_DATA SHOWN_:
☆ ☆ ☆ ☆ ☆ ☆ ☆

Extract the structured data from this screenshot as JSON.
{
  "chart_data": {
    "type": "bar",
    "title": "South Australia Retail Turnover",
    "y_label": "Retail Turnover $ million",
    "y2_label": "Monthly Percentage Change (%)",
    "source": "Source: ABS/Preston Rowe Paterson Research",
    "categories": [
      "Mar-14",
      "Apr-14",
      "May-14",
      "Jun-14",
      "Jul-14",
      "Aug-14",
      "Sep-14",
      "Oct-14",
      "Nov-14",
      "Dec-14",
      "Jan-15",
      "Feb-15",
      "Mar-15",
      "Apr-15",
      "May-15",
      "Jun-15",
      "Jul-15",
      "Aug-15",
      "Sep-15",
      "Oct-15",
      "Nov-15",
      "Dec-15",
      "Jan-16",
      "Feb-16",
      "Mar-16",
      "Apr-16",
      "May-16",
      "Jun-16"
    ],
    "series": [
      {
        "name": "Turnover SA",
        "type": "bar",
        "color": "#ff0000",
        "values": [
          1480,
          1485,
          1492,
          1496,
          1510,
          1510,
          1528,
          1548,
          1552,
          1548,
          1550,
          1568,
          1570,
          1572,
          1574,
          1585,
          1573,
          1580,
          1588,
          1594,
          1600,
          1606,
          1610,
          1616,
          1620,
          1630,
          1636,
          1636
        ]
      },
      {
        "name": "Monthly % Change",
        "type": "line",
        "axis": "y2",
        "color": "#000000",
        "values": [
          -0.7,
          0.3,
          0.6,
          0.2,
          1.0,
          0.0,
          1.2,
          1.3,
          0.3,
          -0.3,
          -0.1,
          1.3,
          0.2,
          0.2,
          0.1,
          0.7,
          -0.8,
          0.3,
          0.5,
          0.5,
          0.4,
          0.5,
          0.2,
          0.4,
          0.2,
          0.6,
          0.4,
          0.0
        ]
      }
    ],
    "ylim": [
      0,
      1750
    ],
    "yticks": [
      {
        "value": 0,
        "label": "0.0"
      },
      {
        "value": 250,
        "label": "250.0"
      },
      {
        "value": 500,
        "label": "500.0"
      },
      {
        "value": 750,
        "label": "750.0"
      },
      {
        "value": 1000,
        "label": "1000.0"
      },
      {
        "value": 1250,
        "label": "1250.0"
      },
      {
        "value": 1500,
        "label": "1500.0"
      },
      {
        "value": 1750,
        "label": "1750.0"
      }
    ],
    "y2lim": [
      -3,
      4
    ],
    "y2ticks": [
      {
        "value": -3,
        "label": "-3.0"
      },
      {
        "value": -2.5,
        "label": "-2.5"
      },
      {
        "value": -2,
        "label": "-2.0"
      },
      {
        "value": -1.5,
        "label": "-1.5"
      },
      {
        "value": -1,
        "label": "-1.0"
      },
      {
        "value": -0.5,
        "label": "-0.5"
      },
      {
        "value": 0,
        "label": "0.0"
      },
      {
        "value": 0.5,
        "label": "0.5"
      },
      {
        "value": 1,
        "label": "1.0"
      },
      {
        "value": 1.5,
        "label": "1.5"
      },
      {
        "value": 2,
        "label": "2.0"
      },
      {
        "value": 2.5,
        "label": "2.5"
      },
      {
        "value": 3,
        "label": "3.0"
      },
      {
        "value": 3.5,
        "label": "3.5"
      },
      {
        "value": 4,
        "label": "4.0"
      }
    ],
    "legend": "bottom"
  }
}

☆ ☆ ☆ ☆ ☆ ☆ ☆

_WHAT IS EXPECTED_: Reproduce the full set of records precisely.

_RESULT OF THE TASK_:
Extract the structured data from this screenshot as JSON.
{
  "chart_data": {
    "type": "bar",
    "title": "South Australia Retail Turnover",
    "y_label": "Retail Turnover $ million",
    "y2_label": "Monthly Percentage Change (%)",
    "source": "Source: ABS/Preston Rowe Paterson Research",
    "categories": [
      "Mar-14",
      "Apr-14",
      "May-14",
      "Jun-14",
      "Jul-14",
      "Aug-14",
      "Sep-14",
      "Oct-14",
      "Nov-14",
      "Dec-14",
      "Jan-15",
      "Feb-15",
      "Mar-15",
      "Apr-15",
      "May-15",
      "Jun-15",
      "Jul-15",
      "Aug-15",
      "Sep-15",
      "Oct-15",
      "Nov-15",
      "Dec-15",
      "Jan-16",
      "Feb-16",
      "Mar-16",
      "Apr-16",
      "May-16",
      "Jun-16"
    ],
    "series": [
      {
        "name": "Turnover SA",
        "type": "bar",
        "color": "#ff0000",
        "values": [
          1480,
          1485,
          1492,
          1496,
          1510,
          1510,
          1528,
          1548,
          1552,
          1548,
          1550,
          1568,
          1570,
          1572,
          1574,
          1585,
          1573,
          1580,
          1588,
          1594,
          1600,
          1606,
          1610,
          1616,
          1620,
          1630,
          1636,
          1636
        ]
      },
      {
        "name": "Monthly % Change",
        "type": "line",
        "axis": "y2",
        "color": "#000000",
        "values": [
          -0.7,
          0.3,
          0.6,
          0.2,
          1.0,
          0.0,
          1.2,
          1.3,
          0.3,
          -0.3,
          -0.1,
          1.3,
          0.2,
          0.2,
          0.1,
          0.7,
          -0.8,
          0.3,
          0.5,
          0.5,
          0.4,
          0.5,
          0.2,
          0.4,
          0.2,
          0.6,
          0.4,
          0.0
        ]
      }
    ],
    "ylim": [
      0,
      1750
    ],
    "yticks": [
      {
        "value": 0,
        "label": "0.0"
      },
      {
        "value": 250,
        "label": "250.0"
      },
      {
        "value": 500,
        "label": "500.0"
      },
      {
        "value": 750,
        "label": "750.0"
      },
      {
        "value": 1000,
        "label": "1000.0"
      },
      {
        "value": 1250,
        "label": "1250.0"
      },
      {
        "value": 1500,
        "label": "1500.0"
      },
      {
        "value": 1750,
        "label": "1750.0"
      }
    ],
    "y2lim": [
      -3,
      4
    ],
    "y2ticks": [
      {
        "value": -3,
        "label": "-3.0"
      },
      {
        "value": -2.5,
        "label": "-2.5"
      },
      {
        "value": -2,
        "label": "-2.0"
      },
      {
        "value": -1.5,
        "label": "-1.5"
      },
      {
        "value": -1,
        "label": "-1.0"
      },
      {
        "value": -0.5,
        "label": "-0.5"
      },
      {
        "value": 0,
        "label": "0.0"
      },
      {
        "value": 0.5,
        "label": "0.5"
      },
      {
        "value": 1,
        "label": "1.0"
      },
      {
        "value": 1.5,
        "label": "1.5"
      },
      {
        "value": 2,
        "label": "2.0"
      },
      {
        "value": 2.5,
        "label": "2.5"
      },
      {
        "value": 3,
        "label": "3.0"
      },
      {
        "value": 3.5,
        "label": "3.5"
      },
      {
        "value": 4,
        "label": "4.0"
      }
    ],
    "legend": "bottom"
  }
}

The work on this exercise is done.